> **OBJECTIVE**:
Write the data out again in full, with no departure from the original.

> **DATA LINES**:
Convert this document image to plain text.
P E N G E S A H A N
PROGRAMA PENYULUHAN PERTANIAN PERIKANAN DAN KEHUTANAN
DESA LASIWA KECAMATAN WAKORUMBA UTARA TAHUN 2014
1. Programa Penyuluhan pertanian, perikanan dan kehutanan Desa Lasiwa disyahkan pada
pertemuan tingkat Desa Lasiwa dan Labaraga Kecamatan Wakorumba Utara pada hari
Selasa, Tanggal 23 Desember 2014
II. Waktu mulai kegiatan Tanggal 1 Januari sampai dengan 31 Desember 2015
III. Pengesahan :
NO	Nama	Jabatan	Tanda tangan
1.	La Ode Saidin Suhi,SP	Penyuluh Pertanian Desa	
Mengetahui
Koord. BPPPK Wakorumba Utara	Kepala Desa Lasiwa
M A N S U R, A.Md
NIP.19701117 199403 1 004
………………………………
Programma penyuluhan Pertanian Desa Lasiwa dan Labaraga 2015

> **WORKED ANSWER**:
Convert this document image to plain text.
P E N G E S A H A N
PROGRAMA PENYULUHAN PERTANIAN PERIKANAN DAN KEHUTANAN
DESA LASIWA KECAMATAN WAKORUMBA UTARA TAHUN 2014
1. Programa Penyuluhan pertanian, perikanan dan kehutanan Desa Lasiwa disyahkan pada
pertemuan tingkat Desa Lasiwa dan Labaraga Kecamatan Wakorumba Utara pada hari
Selasa, Tanggal 23 Desember 2014
II. Waktu mulai kegiatan Tanggal 1 Januari sampai dengan 31 Desember 2015
III. Pengesahan :
NO	Nama	Jabatan	Tanda tangan
1.	La Ode Saidin Suhi,SP	Penyuluh Pertanian Desa	
Mengetahui
Koord. BPPPK Wakorumba Utara	Kepala Desa Lasiwa
M A N S U R, A.Md
NIP.19701117 199403 1 004
………………………………
Programma penyuluhan Pertanian Desa Lasiwa dan Labaraga 2015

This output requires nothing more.